# Written request
Below are records to repeat exactly. Omit the pictures from the copy.

- - -

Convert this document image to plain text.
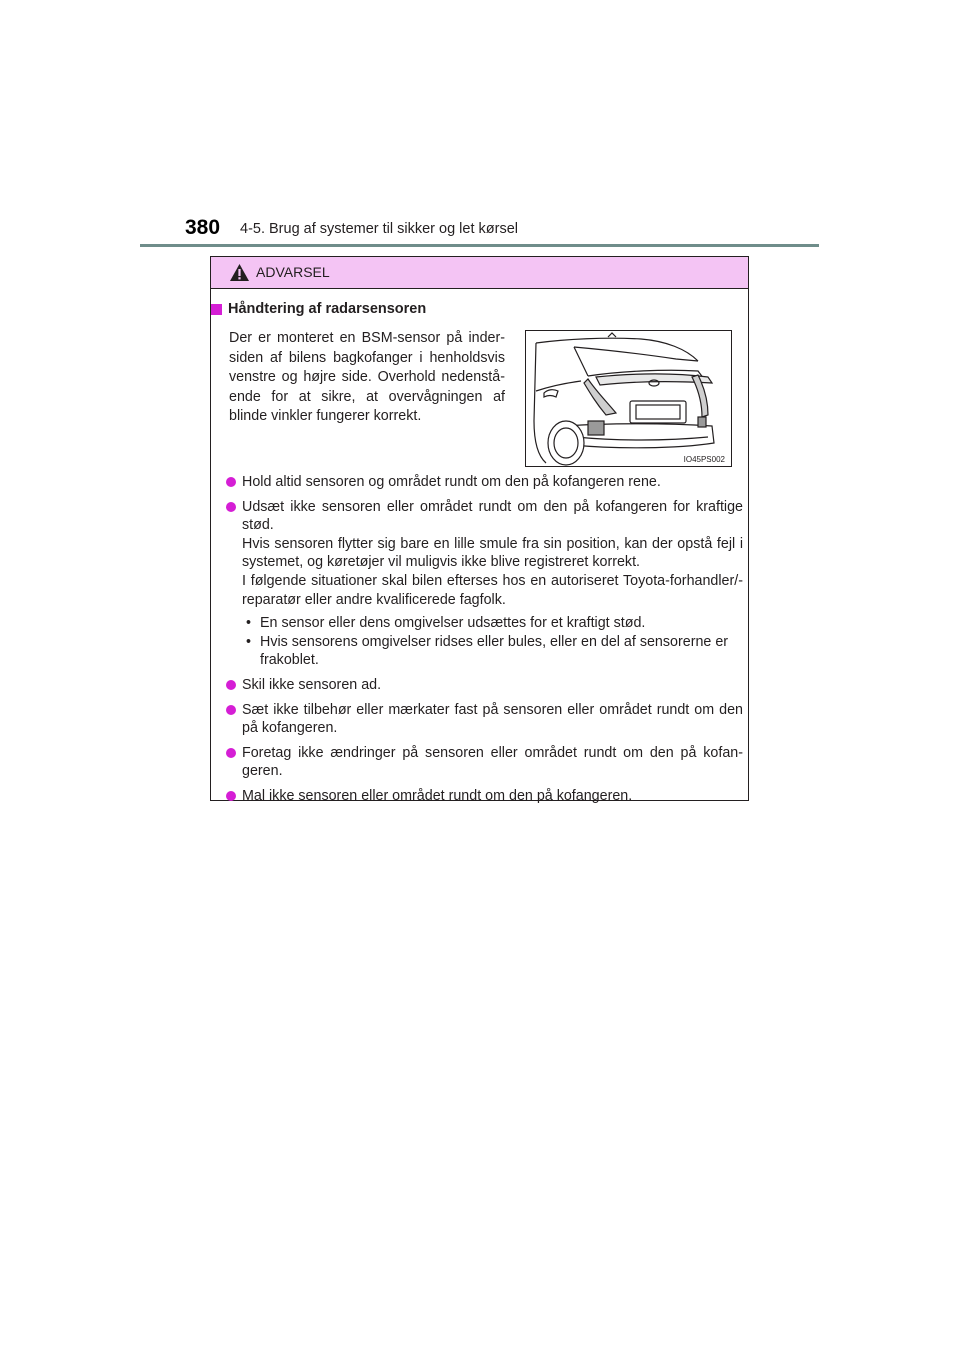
380 4-5. Brug af systemer til sikker og let kørsel
ADVARSEL
Håndtering af radarsensoren
Der er monteret en BSM-sensor på inder-siden af bilens bagkofanger i henholdsvis venstre og højre side. Overhold nedenstå-ende for at sikre, at overvågningen af blinde vinkler fungerer korrekt.
IO45PS002
Hold altid sensoren og området rundt om den på kofangeren rene.
Udsæt ikke sensoren eller området rundt om den på kofangeren for kraftige stød.
Hvis sensoren flytter sig bare en lille smule fra sin position, kan der opstå fejl i systemet, og køretøjer vil muligvis ikke blive registreret korrekt.
I følgende situationer skal bilen efterses hos en autoriseret Toyota-forhandler/-reparatør eller andre kvalificerede fagfolk.
• En sensor eller dens omgivelser udsættes for et kraftigt stød.
• Hvis sensorens omgivelser ridses eller bules, eller en del af sensorerne er frakoblet.
Skil ikke sensoren ad.
Sæt ikke tilbehør eller mærkater fast på sensoren eller området rundt om den på kofangeren.
Foretag ikke ændringer på sensoren eller området rundt om den på kofan-geren.
Mal ikke sensoren eller området rundt om den på kofangeren.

- - -

# Solution to this exercise
Convert this document image to plain text.
380 4-5. Brug af systemer til sikker og let kørsel
ADVARSEL
Håndtering af radarsensoren
Der er monteret en BSM-sensor på inder-siden af bilens bagkofanger i henholdsvis venstre og højre side. Overhold nedenstå-ende for at sikre, at overvågningen af blinde vinkler fungerer korrekt.
IO45PS002
Hold altid sensoren og området rundt om den på kofangeren rene.
Udsæt ikke sensoren eller området rundt om den på kofangeren for kraftige stød.
Hvis sensoren flytter sig bare en lille smule fra sin position, kan der opstå fejl i systemet, og køretøjer vil muligvis ikke blive registreret korrekt.
I følgende situationer skal bilen efterses hos en autoriseret Toyota-forhandler/-reparatør eller andre kvalificerede fagfolk.
• En sensor eller dens omgivelser udsættes for et kraftigt stød.
• Hvis sensorens omgivelser ridses eller bules, eller en del af sensorerne er frakoblet.
Skil ikke sensoren ad.
Sæt ikke tilbehør eller mærkater fast på sensoren eller området rundt om den på kofangeren.
Foretag ikke ændringer på sensoren eller området rundt om den på kofan-geren.
Mal ikke sensoren eller området rundt om den på kofangeren.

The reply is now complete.